== Goal of the exercise ==
Show all lines from the data that include the word "tres".

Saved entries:
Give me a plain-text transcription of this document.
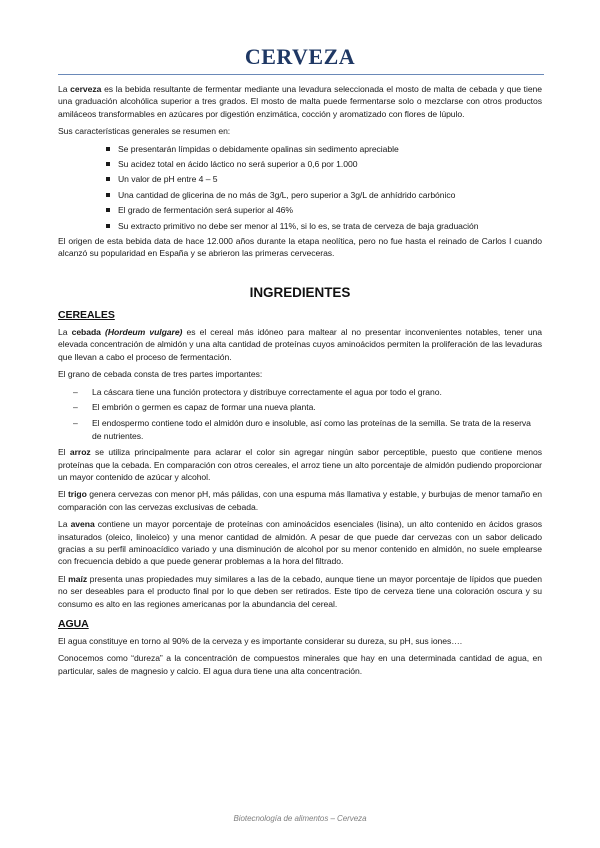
CERVEZA

La cerveza es la bebida resultante de fermentar mediante una levadura seleccionada el mosto de malta de cebada y que tiene una graduación alcohólica superior a tres grados. El mosto de malta puede fermentarse solo o mezclarse con otros productos amiláceos transformables en azúcares por digestión enzimática, cocción y aromatizado con flores de lúpulo.

Sus características generales se resumen en:

Se presentarán límpidas o debidamente opalinas sin sedimento apreciable
Su acidez total en ácido láctico no será superior a 0,6 por 1.000
Un valor de pH entre 4 – 5
Una cantidad de glicerina de no más de 3g/L, pero superior a 3g/L de anhídrido carbónico
El grado de fermentación será superior al 46%
Su extracto primitivo no debe ser menor al 11%, si lo es, se trata de cerveza de baja graduación

El origen de esta bebida data de hace 12.000 años durante la etapa neolítica, pero no fue hasta el reinado de Carlos I cuando alcanzó su popularidad en España y se abrieron las primeras cerveceras.

INGREDIENTES
CEREALES

La cebada (Hordeum vulgare) es el cereal más idóneo para maltear al no presentar inconvenientes notables, tener una elevada concentración de almidón y una alta cantidad de proteínas cuyos aminoácidos permiten la proliferación de las levaduras que llevan a cabo el proceso de fermentación.

El grano de cebada consta de tres partes importantes:

– La cáscara tiene una función protectora y distribuye correctamente el agua por todo el grano.
– El embrión o germen es capaz de formar una nueva planta.
– El endospermo contiene todo el almidón duro e insoluble, así como las proteínas de la semilla. Se trata de la reserva de nutrientes.

El arroz se utiliza principalmente para aclarar el color sin agregar ningún sabor perceptible, puesto que contiene menos proteínas que la cebada. En comparación con otros cereales, el arroz tiene un alto porcentaje de almidón pudiendo proporcionar un mayor contenido de azúcar y alcohol.

El trigo genera cervezas con menor pH, más pálidas, con una espuma más llamativa y estable, y burbujas de menor tamaño en comparación con las cervezas exclusivas de cebada.

La avena contiene un mayor porcentaje de proteínas con aminoácidos esenciales (lisina), un alto contenido en ácidos grasos insaturados (oleico, linoleico) y una menor cantidad de almidón. A pesar de que puede dar cervezas con un sabor delicado gracias a su perfil aminoacídico variado y una disminución de alcohol por su menor contenido en almidón, no suele emplearse con frecuencia debido a que puede generar problemas a la hora del filtrado.

El maíz presenta unas propiedades muy similares a las de la cebado, aunque tiene un mayor porcentaje de lípidos que pueden no ser deseables para el producto final por lo que deben ser retirados. Este tipo de cerveza tiene una coloración oscura y su consumo es alto en las regiones americanas por la abundancia del cereal.

AGUA

El agua constituye en torno al 90% de la cerveza y es importante considerar su dureza, su pH, sus iones….

Conocemos como “dureza” a la concentración de compuestos minerales que hay en una determinada cantidad de agua, en particular, sales de magnesio y calcio. El agua dura tiene una alta concentración.

Biotecnología de alimentos – Cerveza
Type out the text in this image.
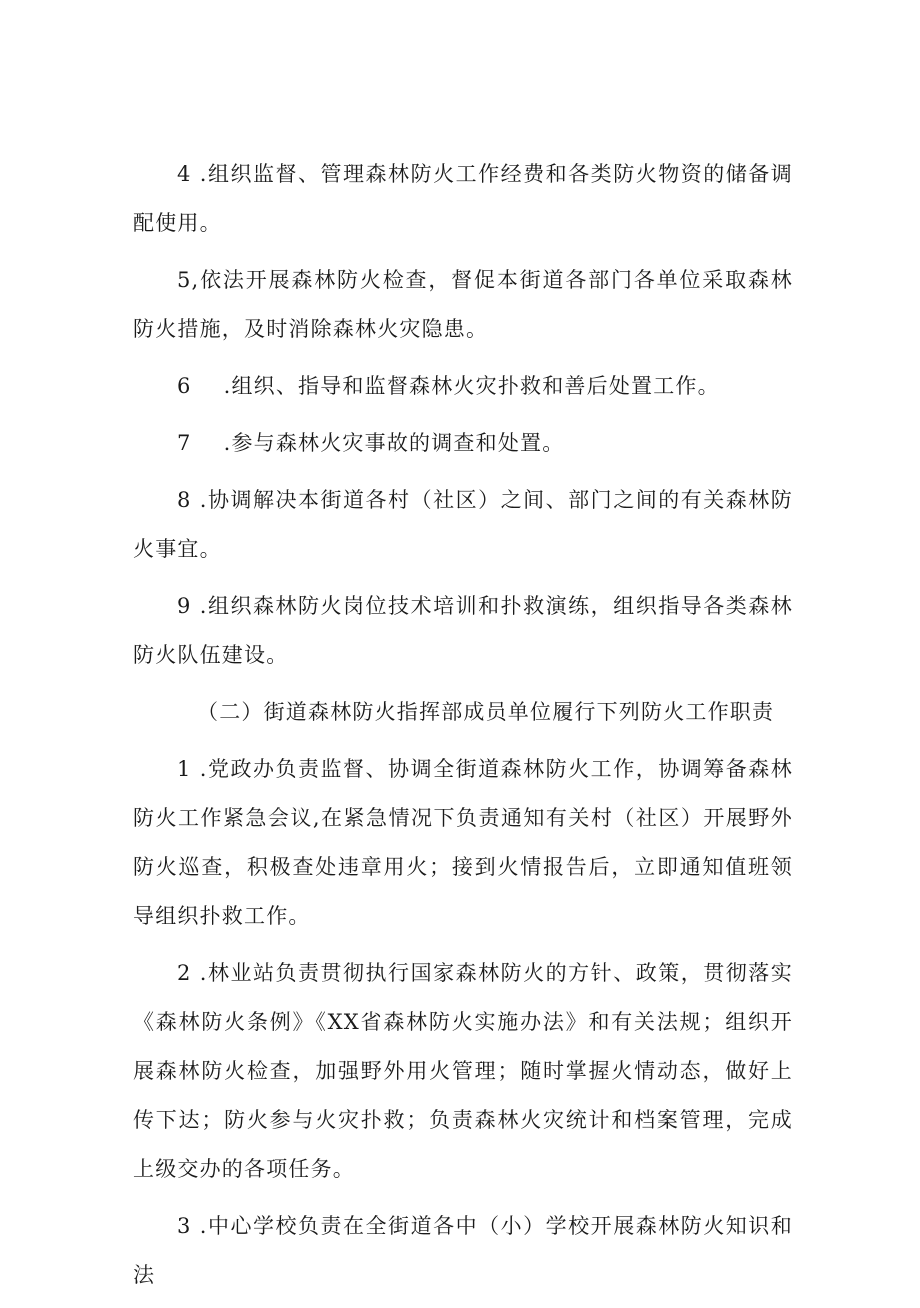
4 .组织监督、管理森林防火工作经费和各类防火物资的储备调配使用。

5,依法开展森林防火检查，督促本街道各部门各单位采取森林防火措施，及时消除森林火灾隐患。

6 .组织、指导和监督森林火灾扑救和善后处置工作。

7 .参与森林火灾事故的调查和处置。

8 .协调解决本街道各村（社区）之间、部门之间的有关森林防火事宜。

9 .组织森林防火岗位技术培训和扑救演练，组织指导各类森林防火队伍建设。

（二）街道森林防火指挥部成员单位履行下列防火工作职责

1 .党政办负责监督、协调全街道森林防火工作，协调筹备森林防火工作紧急会议,在紧急情况下负责通知有关村（社区）开展野外防火巡查，积极查处违章用火；接到火情报告后，立即通知值班领导组织扑救工作。

2 .林业站负责贯彻执行国家森林防火的方针、政策，贯彻落实《森林防火条例》《XX省森林防火实施办法》和有关法规；组织开展森林防火检查，加强野外用火管理；随时掌握火情动态，做好上传下达；防火参与火灾扑救；负责森林火灾统计和档案管理，完成上级交办的各项任务。

3 .中心学校负责在全街道各中（小）学校开展森林防火知识和法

== Full output ==
La cerveza es la bebida resultante de fermentar mediante una levadura seleccionada el mosto de malta de cebada y que tiene una graduación alcohólica superior a tres grados. El mosto de malta puede fermentarse solo o mezclarse con otros productos amiláceos transformables en azúcares por digestión enzimática, cocción y aromatizado con flores de lúpulo.
El grano de cebada consta de tres partes importantes:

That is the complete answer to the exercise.